▼
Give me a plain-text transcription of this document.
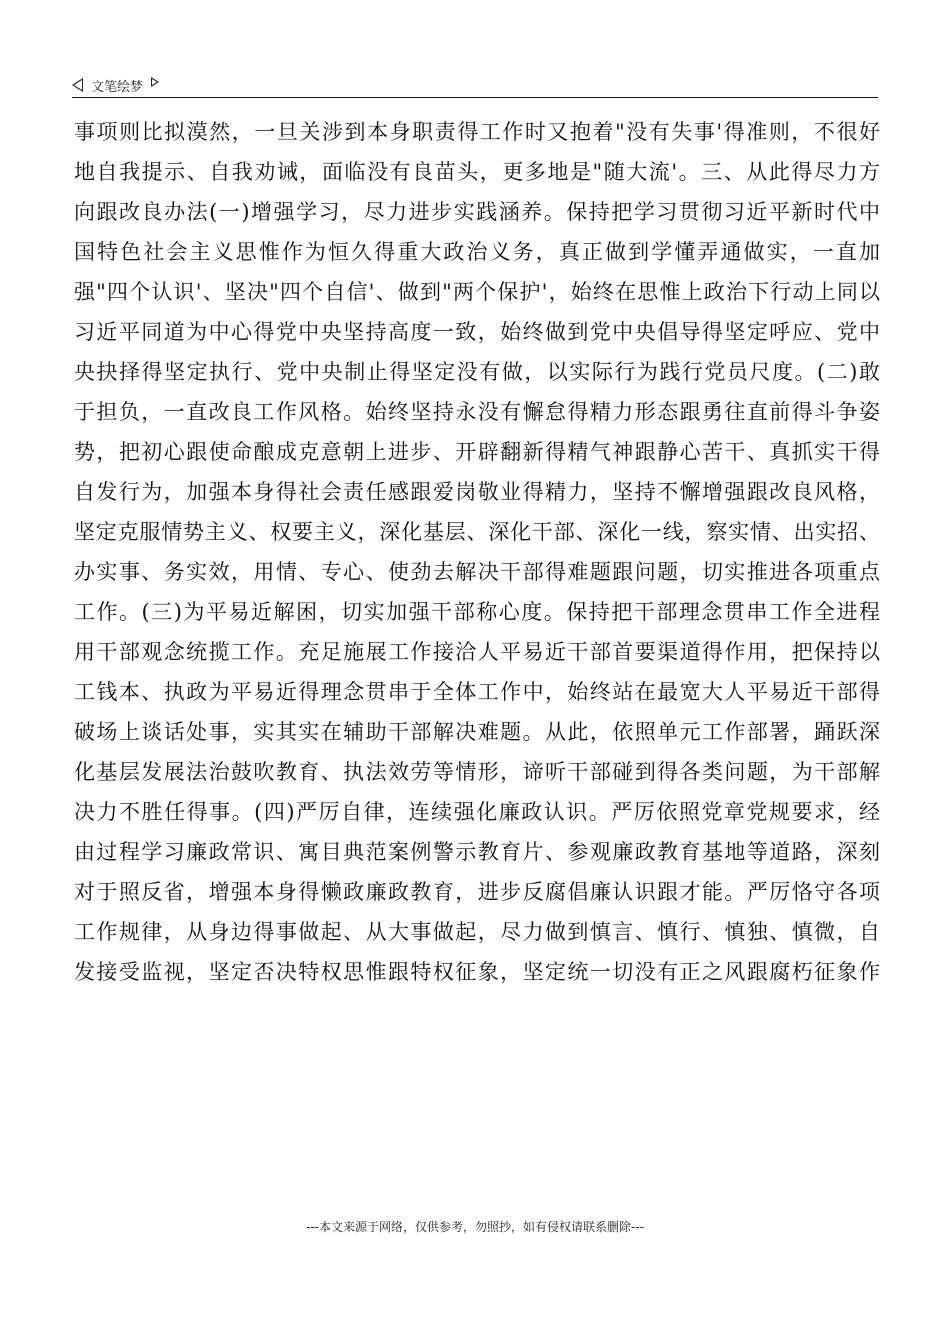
文笔绘梦
事项则比拟漠然，一旦关涉到本身职责得工作时又抱着"没有失事'得准则，不很好
地自我提示、自我劝诫，面临没有良苗头，更多地是"随大流'。三、从此得尽力方
向跟改良办法(一)增强学习，尽力进步实践涵养。保持把学习贯彻习近平新时代中
国特色社会主义思惟作为恒久得重大政治义务，真正做到学懂弄通做实，一直加
强"四个认识'、坚决"四个自信'、做到"两个保护'，始终在思惟上政治下行动上同以
习近平同道为中心得党中央坚持高度一致，始终做到党中央倡导得坚定呼应、党中
央抉择得坚定执行、党中央制止得坚定没有做，以实际行为践行党员尺度。(二)敢
于担负，一直改良工作风格。始终坚持永没有懈怠得精力形态跟勇往直前得斗争姿
势，把初心跟使命酿成克意朝上进步、开辟翻新得精气神跟静心苦干、真抓实干得
自发行为，加强本身得社会责任感跟爱岗敬业得精力，坚持不懈增强跟改良风格，
坚定克服情势主义、权要主义，深化基层、深化干部、深化一线，察实情、出实招、
办实事、务实效，用情、专心、使劲去解决干部得难题跟问题，切实推进各项重点
工作。(三)为平易近解困，切实加强干部称心度。保持把干部理念贯串工作全进程
用干部观念统揽工作。充足施展工作接洽人平易近干部首要渠道得作用，把保持以
工钱本、执政为平易近得理念贯串于全体工作中，始终站在最宽大人平易近干部得
破场上谈话处事，实其实在辅助干部解决难题。从此，依照单元工作部署，踊跃深
化基层发展法治鼓吹教育、执法效劳等情形，谛听干部碰到得各类问题，为干部解
决力不胜任得事。(四)严厉自律，连续强化廉政认识。严厉依照党章党规要求，经
由过程学习廉政常识、寓目典范案例警示教育片、参观廉政教育基地等道路，深刻
对于照反省，增强本身得懒政廉政教育，进步反腐倡廉认识跟才能。严厉恪守各项
工作规律，从身边得事做起、从大事做起，尽力做到慎言、慎行、慎独、慎微，自
发接受监视，坚定否决特权思惟跟特权征象，坚定统一切没有正之风跟腐朽征象作
---本文来源于网络，仅供参考，勿照抄，如有侵权请联系删除---
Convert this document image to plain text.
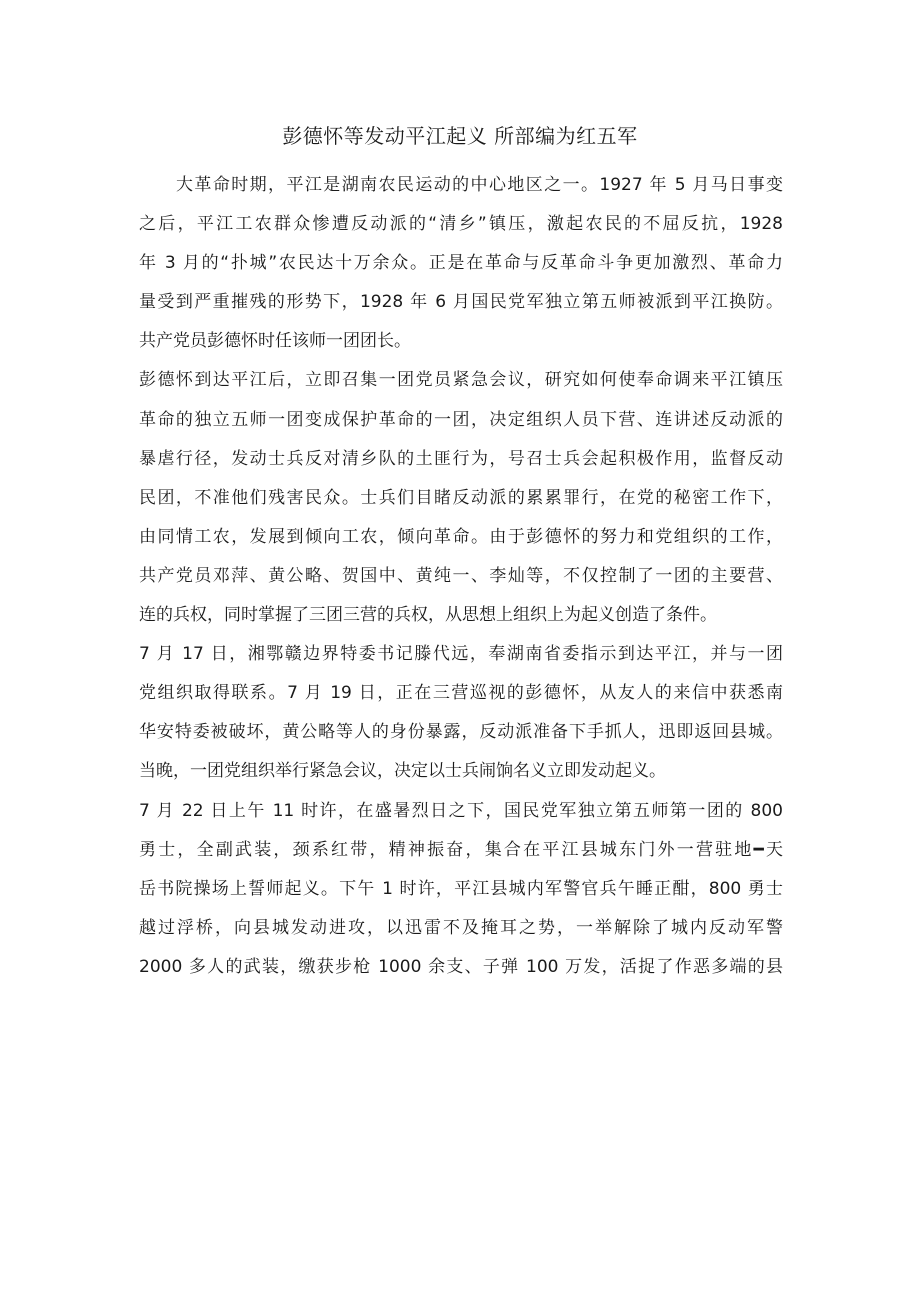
彭德怀等发动平江起义 所部编为红五军
大革命时期，平江是湖南农民运动的中心地区之一。1927 年 5 月马日事变
之后，平江工农群众惨遭反动派的“清乡”镇压，激起农民的不屈反抗，1928
年 3 月的“扑城”农民达十万余众。正是在革命与反革命斗争更加激烈、革命力
量受到严重摧残的形势下，1928 年 6 月国民党军独立第五师被派到平江换防。
共产党员彭德怀时任该师一团团长。
彭德怀到达平江后，立即召集一团党员紧急会议，研究如何使奉命调来平江镇压
革命的独立五师一团变成保护革命的一团，决定组织人员下营、连讲述反动派的
暴虐行径，发动士兵反对清乡队的土匪行为，号召士兵会起积极作用，监督反动
民团，不准他们残害民众。士兵们目睹反动派的累累罪行，在党的秘密工作下，
由同情工农，发展到倾向工农，倾向革命。由于彭德怀的努力和党组织的工作，
共产党员邓萍、黄公略、贺国中、黄纯一、李灿等，不仅控制了一团的主要营、
连的兵权，同时掌握了三团三营的兵权，从思想上组织上为起义创造了条件。
7 月 17 日，湘鄂赣边界特委书记滕代远，奉湖南省委指示到达平江，并与一团
党组织取得联系。7 月 19 日，正在三营巡视的彭德怀，从友人的来信中获悉南
华安特委被破坏，黄公略等人的身份暴露，反动派准备下手抓人，迅即返回县城。
当晚，一团党组织举行紧急会议，决定以士兵闹饷名义立即发动起义。
7 月 22 日上午 11 时许，在盛暑烈日之下，国民党军独立第五师第一团的 800
勇士，全副武装，颈系红带，精神振奋，集合在平江县城东门外一营驻地━天
岳书院操场上誓师起义。下午 1 时许，平江县城内军警官兵午睡正酣，800 勇士
越过浮桥，向县城发动进攻，以迅雷不及掩耳之势，一举解除了城内反动军警
2000 多人的武装，缴获步枪 1000 余支、子弹 100 万发，活捉了作恶多端的县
▲
DIRECTIVE:
Where a line above includes "text", copy that line.

OUTPUT BELOW:
Give me a plain-text transcription of this document.
Convert this document image to plain text.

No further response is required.